**Request**
Copy each of the entries below faithfully, setting aside any pictures.

● ● ● ● ●

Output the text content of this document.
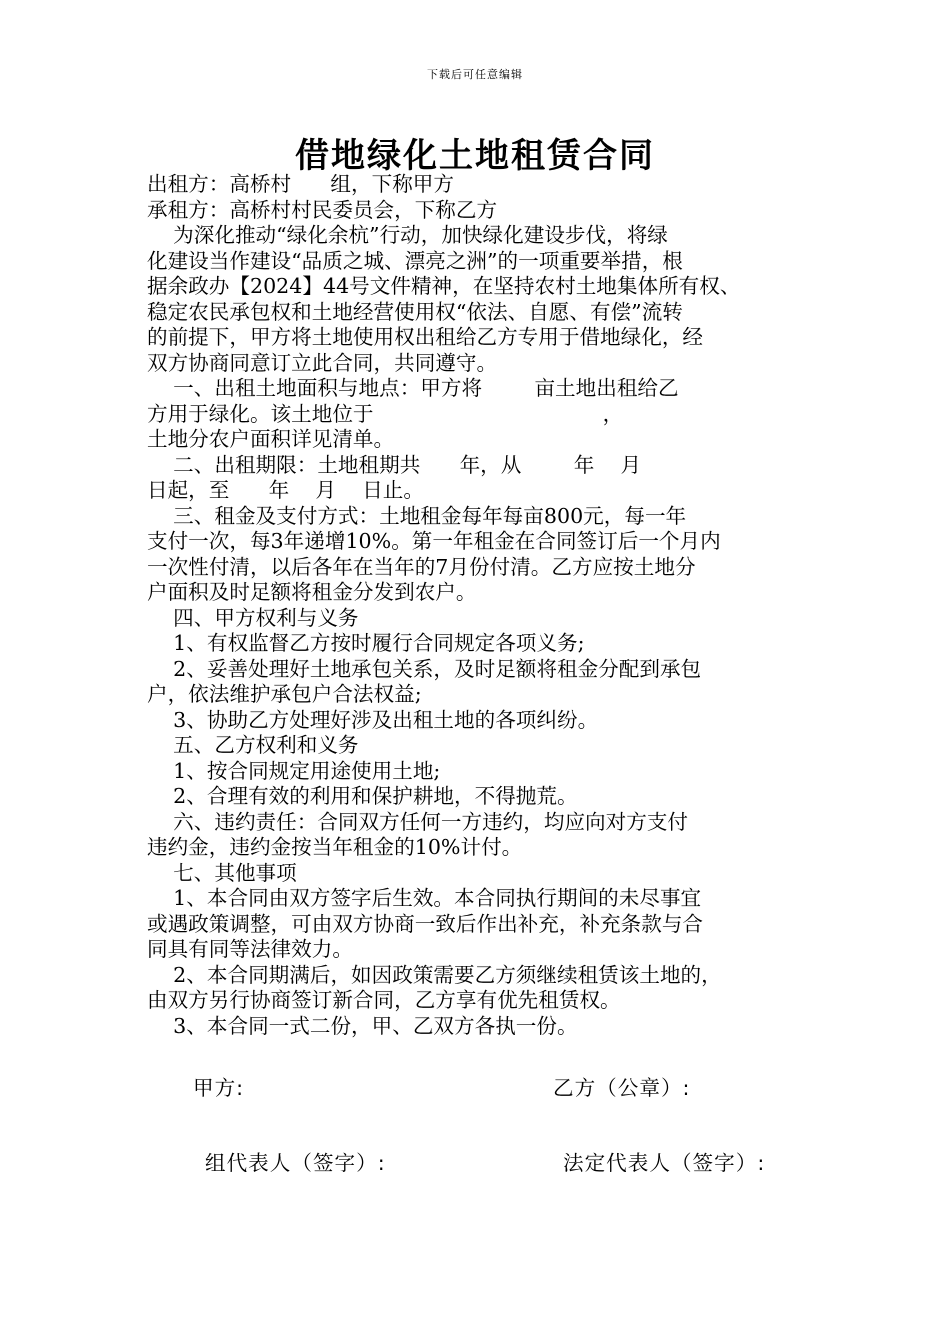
下载后可任意编辑
借地绿化土地租赁合同
出租方：高桥村      组，下称甲方
承租方：高桥村村民委员会，下称乙方
为深化推动“绿化余杭”行动，加快绿化建设步伐，将绿
化建设当作建设“品质之城、漂亮之洲”的一项重要举措，根
据余政办【2024】44号文件精神，在坚持农村土地集体所有权、
稳定农民承包权和土地经营使用权“依法、自愿、有偿”流转
的前提下，甲方将土地使用权出租给乙方专用于借地绿化，经
双方协商同意订立此合同，共同遵守。
一、出租土地面积与地点：甲方将        亩土地出租给乙
方用于绿化。该土地位于                                   ，
土地分农户面积详见清单。
二、出租期限：土地租期共      年，从        年    月
日起，至      年    月    日止。
三、租金及支付方式：土地租金每年每亩800元，每一年
支付一次，每3年递增10%。第一年租金在合同签订后一个月内
一次性付清，以后各年在当年的7月份付清。乙方应按土地分
户面积及时足额将租金分发到农户。
四、甲方权利与义务
1、有权监督乙方按时履行合同规定各项义务;
2、妥善处理好土地承包关系，及时足额将租金分配到承包
户，依法维护承包户合法权益;
3、协助乙方处理好涉及出租土地的各项纠纷。
五、乙方权利和义务
1、按合同规定用途使用土地;
2、合理有效的利用和保护耕地，不得抛荒。
六、违约责任：合同双方任何一方违约，均应向对方支付
违约金，违约金按当年租金的10%计付。
七、其他事项
1、本合同由双方签字后生效。本合同执行期间的未尽事宜
或遇政策调整，可由双方协商一致后作出补充，补充条款与合
同具有同等法律效力。
2、本合同期满后，如因政策需要乙方须继续租赁该土地的，
由双方另行协商签订新合同，乙方享有优先租赁权。
3、本合同一式二份，甲、乙双方各执一份。
甲方:	乙方（公章）:
组代表人（签字）:	法定代表人（签字）:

● ● ● ● ●

**Response for this exercise**
Output the text content of this document.
下载后可任意编辑
借地绿化土地租赁合同
出租方：高桥村      组，下称甲方
承租方：高桥村村民委员会，下称乙方
为深化推动“绿化余杭”行动，加快绿化建设步伐，将绿
化建设当作建设“品质之城、漂亮之洲”的一项重要举措，根
据余政办【2024】44号文件精神，在坚持农村土地集体所有权、
稳定农民承包权和土地经营使用权“依法、自愿、有偿”流转
的前提下，甲方将土地使用权出租给乙方专用于借地绿化，经
双方协商同意订立此合同，共同遵守。
一、出租土地面积与地点：甲方将        亩土地出租给乙
方用于绿化。该土地位于                                   ，
土地分农户面积详见清单。
二、出租期限：土地租期共      年，从        年    月
日起，至      年    月    日止。
三、租金及支付方式：土地租金每年每亩800元，每一年
支付一次，每3年递增10%。第一年租金在合同签订后一个月内
一次性付清，以后各年在当年的7月份付清。乙方应按土地分
户面积及时足额将租金分发到农户。
四、甲方权利与义务
1、有权监督乙方按时履行合同规定各项义务;
2、妥善处理好土地承包关系，及时足额将租金分配到承包
户，依法维护承包户合法权益;
3、协助乙方处理好涉及出租土地的各项纠纷。
五、乙方权利和义务
1、按合同规定用途使用土地;
2、合理有效的利用和保护耕地，不得抛荒。
六、违约责任：合同双方任何一方违约，均应向对方支付
违约金，违约金按当年租金的10%计付。
七、其他事项
1、本合同由双方签字后生效。本合同执行期间的未尽事宜
或遇政策调整，可由双方协商一致后作出补充，补充条款与合
同具有同等法律效力。
2、本合同期满后，如因政策需要乙方须继续租赁该土地的，
由双方另行协商签订新合同，乙方享有优先租赁权。
3、本合同一式二份，甲、乙双方各执一份。
甲方:	乙方（公章）:
组代表人（签字）:	法定代表人（签字）:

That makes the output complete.